## Extracted data entries:
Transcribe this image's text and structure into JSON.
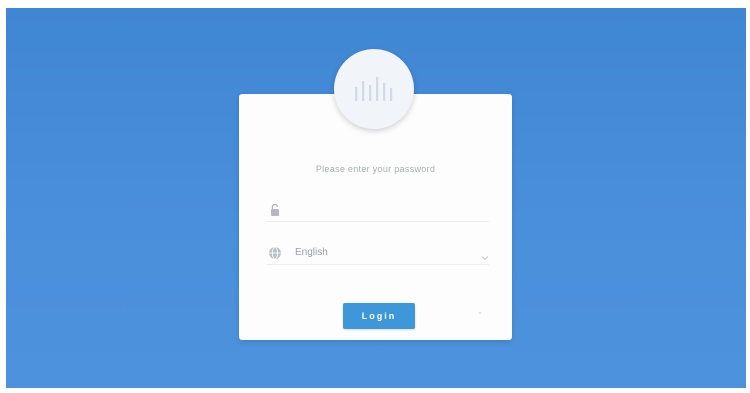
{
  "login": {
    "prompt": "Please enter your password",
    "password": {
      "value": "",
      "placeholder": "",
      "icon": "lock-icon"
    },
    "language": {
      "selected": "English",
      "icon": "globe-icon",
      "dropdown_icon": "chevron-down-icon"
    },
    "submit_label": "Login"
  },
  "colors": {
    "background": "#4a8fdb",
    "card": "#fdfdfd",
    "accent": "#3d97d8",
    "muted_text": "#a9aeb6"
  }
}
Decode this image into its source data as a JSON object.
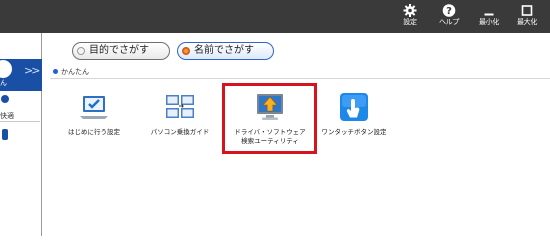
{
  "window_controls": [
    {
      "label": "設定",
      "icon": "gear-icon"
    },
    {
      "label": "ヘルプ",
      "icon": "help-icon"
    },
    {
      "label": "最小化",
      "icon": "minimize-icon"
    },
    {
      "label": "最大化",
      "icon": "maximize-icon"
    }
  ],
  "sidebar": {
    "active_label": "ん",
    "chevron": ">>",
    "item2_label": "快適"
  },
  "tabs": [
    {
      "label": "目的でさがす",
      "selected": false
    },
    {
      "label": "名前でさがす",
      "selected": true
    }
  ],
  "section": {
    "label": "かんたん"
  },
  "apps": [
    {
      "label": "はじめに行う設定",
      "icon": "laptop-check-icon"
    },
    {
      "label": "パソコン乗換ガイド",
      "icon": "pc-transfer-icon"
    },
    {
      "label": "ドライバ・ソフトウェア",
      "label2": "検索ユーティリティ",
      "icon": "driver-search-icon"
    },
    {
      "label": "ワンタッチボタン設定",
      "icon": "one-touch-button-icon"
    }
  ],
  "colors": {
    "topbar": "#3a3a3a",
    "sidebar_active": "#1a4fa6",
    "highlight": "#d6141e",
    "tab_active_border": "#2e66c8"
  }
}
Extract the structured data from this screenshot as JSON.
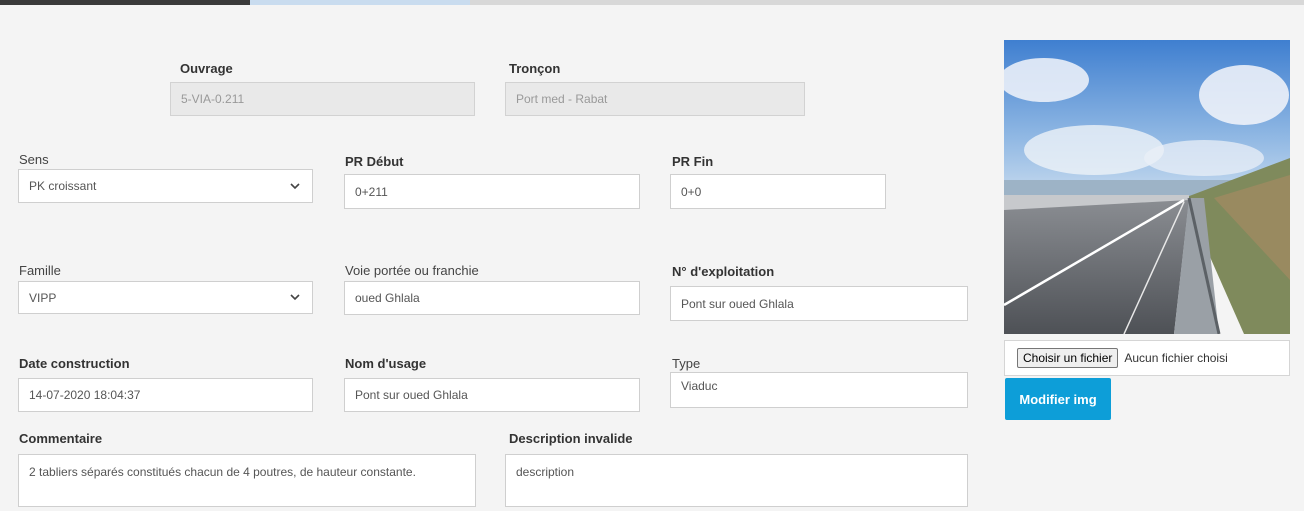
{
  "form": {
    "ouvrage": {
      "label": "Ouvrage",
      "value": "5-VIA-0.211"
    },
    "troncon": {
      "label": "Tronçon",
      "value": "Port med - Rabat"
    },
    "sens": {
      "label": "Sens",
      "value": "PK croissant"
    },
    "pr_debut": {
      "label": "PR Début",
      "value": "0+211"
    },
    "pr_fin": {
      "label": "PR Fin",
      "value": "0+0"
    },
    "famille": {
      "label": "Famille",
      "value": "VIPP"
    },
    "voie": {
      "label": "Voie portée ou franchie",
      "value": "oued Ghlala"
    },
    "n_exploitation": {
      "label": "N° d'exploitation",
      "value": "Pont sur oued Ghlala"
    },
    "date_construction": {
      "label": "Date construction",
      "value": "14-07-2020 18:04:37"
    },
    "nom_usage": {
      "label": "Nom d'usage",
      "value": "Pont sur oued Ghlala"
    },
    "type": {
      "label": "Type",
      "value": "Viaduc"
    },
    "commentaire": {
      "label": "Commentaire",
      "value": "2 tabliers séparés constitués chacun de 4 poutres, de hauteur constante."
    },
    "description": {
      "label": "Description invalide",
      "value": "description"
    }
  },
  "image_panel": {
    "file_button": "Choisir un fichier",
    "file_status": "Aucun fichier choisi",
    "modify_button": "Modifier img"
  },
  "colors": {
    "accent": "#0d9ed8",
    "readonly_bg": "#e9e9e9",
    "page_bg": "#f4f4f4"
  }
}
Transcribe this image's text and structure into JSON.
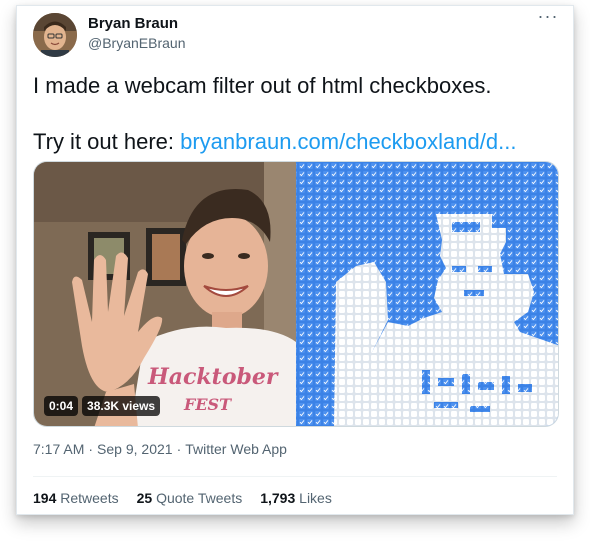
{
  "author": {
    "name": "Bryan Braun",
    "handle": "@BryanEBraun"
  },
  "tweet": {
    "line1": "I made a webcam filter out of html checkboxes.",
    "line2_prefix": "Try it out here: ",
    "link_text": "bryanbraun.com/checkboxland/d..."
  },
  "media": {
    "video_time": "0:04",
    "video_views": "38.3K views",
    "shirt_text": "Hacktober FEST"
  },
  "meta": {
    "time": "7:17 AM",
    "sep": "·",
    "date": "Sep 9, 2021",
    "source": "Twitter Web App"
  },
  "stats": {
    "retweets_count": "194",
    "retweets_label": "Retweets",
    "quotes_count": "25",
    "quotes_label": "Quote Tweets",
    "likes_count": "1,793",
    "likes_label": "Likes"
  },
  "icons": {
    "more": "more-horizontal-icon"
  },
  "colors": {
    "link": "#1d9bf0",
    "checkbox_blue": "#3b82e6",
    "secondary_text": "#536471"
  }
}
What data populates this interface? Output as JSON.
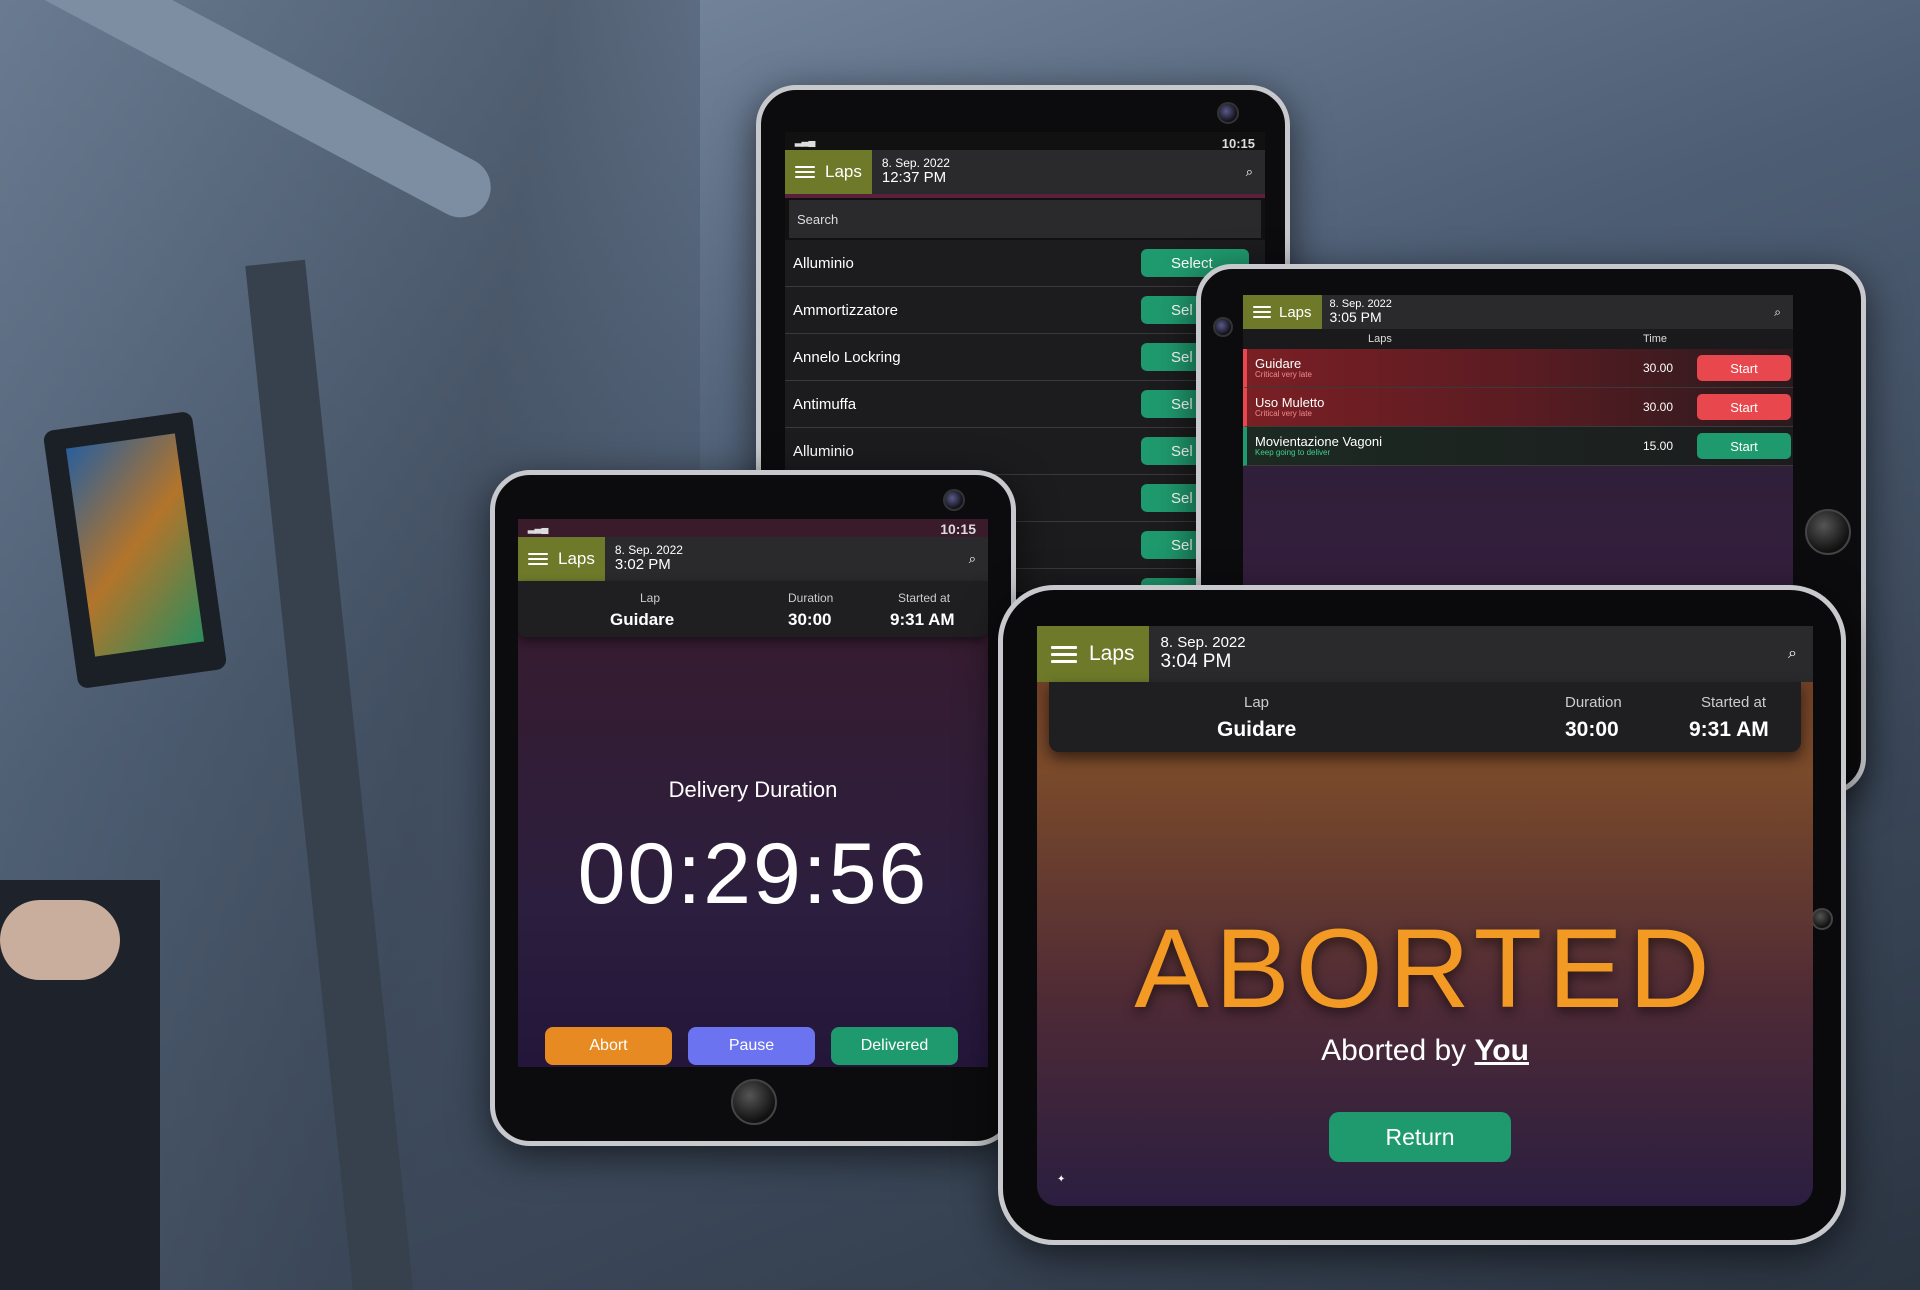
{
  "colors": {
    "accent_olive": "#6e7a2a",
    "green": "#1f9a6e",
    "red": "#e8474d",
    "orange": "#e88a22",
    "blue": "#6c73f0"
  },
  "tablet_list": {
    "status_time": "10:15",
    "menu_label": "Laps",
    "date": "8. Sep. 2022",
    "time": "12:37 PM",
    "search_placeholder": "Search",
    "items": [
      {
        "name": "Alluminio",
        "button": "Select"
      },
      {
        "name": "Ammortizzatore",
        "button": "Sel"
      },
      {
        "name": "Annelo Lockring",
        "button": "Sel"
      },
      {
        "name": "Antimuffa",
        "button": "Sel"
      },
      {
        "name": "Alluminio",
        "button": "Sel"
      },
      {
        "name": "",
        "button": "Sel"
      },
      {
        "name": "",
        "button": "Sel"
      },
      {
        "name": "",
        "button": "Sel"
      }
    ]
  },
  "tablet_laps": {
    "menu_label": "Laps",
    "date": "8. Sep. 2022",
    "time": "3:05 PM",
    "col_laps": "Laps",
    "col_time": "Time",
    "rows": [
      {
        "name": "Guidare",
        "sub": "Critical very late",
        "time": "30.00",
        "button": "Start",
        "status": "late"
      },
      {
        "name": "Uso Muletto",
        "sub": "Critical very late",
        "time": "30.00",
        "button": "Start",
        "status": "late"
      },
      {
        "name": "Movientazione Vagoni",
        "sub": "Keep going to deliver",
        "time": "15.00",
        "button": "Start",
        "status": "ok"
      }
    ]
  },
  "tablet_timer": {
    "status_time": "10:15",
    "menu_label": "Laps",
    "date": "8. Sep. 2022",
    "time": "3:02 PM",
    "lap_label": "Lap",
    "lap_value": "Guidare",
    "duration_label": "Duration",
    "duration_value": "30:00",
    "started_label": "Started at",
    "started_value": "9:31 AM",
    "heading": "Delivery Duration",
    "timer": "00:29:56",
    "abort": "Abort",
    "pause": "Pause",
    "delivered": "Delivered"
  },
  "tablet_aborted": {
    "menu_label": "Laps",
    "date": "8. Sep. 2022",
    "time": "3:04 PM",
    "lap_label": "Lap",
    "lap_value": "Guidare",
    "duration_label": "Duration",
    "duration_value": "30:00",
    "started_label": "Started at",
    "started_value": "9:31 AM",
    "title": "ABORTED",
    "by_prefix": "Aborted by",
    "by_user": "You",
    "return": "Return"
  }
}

## EXERCISE PROMPT:
All records should be output exactly, with the pictures left out.

## ANSWER TO THIS PROBLEM:
Transcribe this image's text and structure into JSON.
{
  "login": {
    "prompt": "Please enter your password",
    "password": {
      "value": "",
      "placeholder": "",
      "icon": "lock-icon"
    },
    "language": {
      "selected": "English",
      "icon": "globe-icon",
      "dropdown_icon": "chevron-down-icon"
    },
    "submit_label": "Login"
  },
  "colors": {
    "background": "#4a8fdb",
    "card": "#fdfdfd",
    "accent": "#3d97d8",
    "muted_text": "#a9aeb6"
  }
}
Decode this image into its source data as a JSON object.
{
  "window_controls": [
    {
      "label": "設定",
      "icon": "gear-icon"
    },
    {
      "label": "ヘルプ",
      "icon": "help-icon"
    },
    {
      "label": "最小化",
      "icon": "minimize-icon"
    },
    {
      "label": "最大化",
      "icon": "maximize-icon"
    }
  ],
  "sidebar": {
    "active_label": "ん",
    "chevron": ">>",
    "item2_label": "快適"
  },
  "tabs": [
    {
      "label": "目的でさがす",
      "selected": false
    },
    {
      "label": "名前でさがす",
      "selected": true
    }
  ],
  "section": {
    "label": "かんたん"
  },
  "apps": [
    {
      "label": "はじめに行う設定",
      "icon": "laptop-check-icon"
    },
    {
      "label": "パソコン乗換ガイド",
      "icon": "pc-transfer-icon"
    },
    {
      "label": "ドライバ・ソフトウェア",
      "label2": "検索ユーティリティ",
      "icon": "driver-search-icon"
    },
    {
      "label": "ワンタッチボタン設定",
      "icon": "one-touch-button-icon"
    }
  ],
  "colors": {
    "topbar": "#3a3a3a",
    "sidebar_active": "#1a4fa6",
    "highlight": "#d6141e",
    "tab_active_border": "#2e66c8"
  }
}
Extract the structured data from this screenshot as JSON.
{
  "form": {
    "ouvrage": {
      "label": "Ouvrage",
      "value": "5-VIA-0.211"
    },
    "troncon": {
      "label": "Tronçon",
      "value": "Port med - Rabat"
    },
    "sens": {
      "label": "Sens",
      "value": "PK croissant"
    },
    "pr_debut": {
      "label": "PR Début",
      "value": "0+211"
    },
    "pr_fin": {
      "label": "PR Fin",
      "value": "0+0"
    },
    "famille": {
      "label": "Famille",
      "value": "VIPP"
    },
    "voie": {
      "label": "Voie portée ou franchie",
      "value": "oued Ghlala"
    },
    "n_exploitation": {
      "label": "N° d'exploitation",
      "value": "Pont sur oued Ghlala"
    },
    "date_construction": {
      "label": "Date construction",
      "value": "14-07-2020 18:04:37"
    },
    "nom_usage": {
      "label": "Nom d'usage",
      "value": "Pont sur oued Ghlala"
    },
    "type": {
      "label": "Type",
      "value": "Viaduc"
    },
    "commentaire": {
      "label": "Commentaire",
      "value": "2 tabliers séparés constitués chacun de 4 poutres, de hauteur constante."
    },
    "description": {
      "label": "Description invalide",
      "value": "description"
    }
  },
  "image_panel": {
    "file_button": "Choisir un fichier",
    "file_status": "Aucun fichier choisi",
    "modify_button": "Modifier img"
  },
  "colors": {
    "accent": "#0d9ed8",
    "readonly_bg": "#e9e9e9",
    "page_bg": "#f4f4f4"
  }
}
Transcribe this image's text and structure into JSON.
{
  "author": {
    "name": "Bryan Braun",
    "handle": "@BryanEBraun"
  },
  "tweet": {
    "line1": "I made a webcam filter out of html checkboxes.",
    "line2_prefix": "Try it out here: ",
    "link_text": "bryanbraun.com/checkboxland/d..."
  },
  "media": {
    "video_time": "0:04",
    "video_views": "38.3K views",
    "shirt_text": "Hacktober FEST"
  },
  "meta": {
    "time": "7:17 AM",
    "sep": "·",
    "date": "Sep 9, 2021",
    "source": "Twitter Web App"
  },
  "stats": {
    "retweets_count": "194",
    "retweets_label": "Retweets",
    "quotes_count": "25",
    "quotes_label": "Quote Tweets",
    "likes_count": "1,793",
    "likes_label": "Likes"
  },
  "icons": {
    "more": "more-horizontal-icon"
  },
  "colors": {
    "link": "#1d9bf0",
    "checkbox_blue": "#3b82e6",
    "secondary_text": "#536471"
  }
}
What data populates this interface? Output as JSON.
{
  "colors": {
    "accent_olive": "#6e7a2a",
    "green": "#1f9a6e",
    "red": "#e8474d",
    "orange": "#e88a22",
    "blue": "#6c73f0"
  },
  "tablet_list": {
    "status_time": "10:15",
    "menu_label": "Laps",
    "date": "8. Sep. 2022",
    "time": "12:37 PM",
    "search_placeholder": "Search",
    "items": [
      {
        "name": "Alluminio",
        "button": "Select"
      },
      {
        "name": "Ammortizzatore",
        "button": "Sel"
      },
      {
        "name": "Annelo Lockring",
        "button": "Sel"
      },
      {
        "name": "Antimuffa",
        "button": "Sel"
      },
      {
        "name": "Alluminio",
        "button": "Sel"
      },
      {
        "name": "",
        "button": "Sel"
      },
      {
        "name": "",
        "button": "Sel"
      },
      {
        "name": "",
        "button": "Sel"
      }
    ]
  },
  "tablet_laps": {
    "menu_label": "Laps",
    "date": "8. Sep. 2022",
    "time": "3:05 PM",
    "col_laps": "Laps",
    "col_time": "Time",
    "rows": [
      {
        "name": "Guidare",
        "sub": "Critical very late",
        "time": "30.00",
        "button": "Start",
        "status": "late"
      },
      {
        "name": "Uso Muletto",
        "sub": "Critical very late",
        "time": "30.00",
        "button": "Start",
        "status": "late"
      },
      {
        "name": "Movientazione Vagoni",
        "sub": "Keep going to deliver",
        "time": "15.00",
        "button": "Start",
        "status": "ok"
      }
    ]
  },
  "tablet_timer": {
    "status_time": "10:15",
    "menu_label": "Laps",
    "date": "8. Sep. 2022",
    "time": "3:02 PM",
    "lap_label": "Lap",
    "lap_value": "Guidare",
    "duration_label": "Duration",
    "duration_value": "30:00",
    "started_label": "Started at",
    "started_value": "9:31 AM",
    "heading": "Delivery Duration",
    "timer": "00:29:56",
    "abort": "Abort",
    "pause": "Pause",
    "delivered": "Delivered"
  },
  "tablet_aborted": {
    "menu_label": "Laps",
    "date": "8. Sep. 2022",
    "time": "3:04 PM",
    "lap_label": "Lap",
    "lap_value": "Guidare",
    "duration_label": "Duration",
    "duration_value": "30:00",
    "started_label": "Started at",
    "started_value": "9:31 AM",
    "title": "ABORTED",
    "by_prefix": "Aborted by",
    "by_user": "You",
    "return": "Return"
  }
}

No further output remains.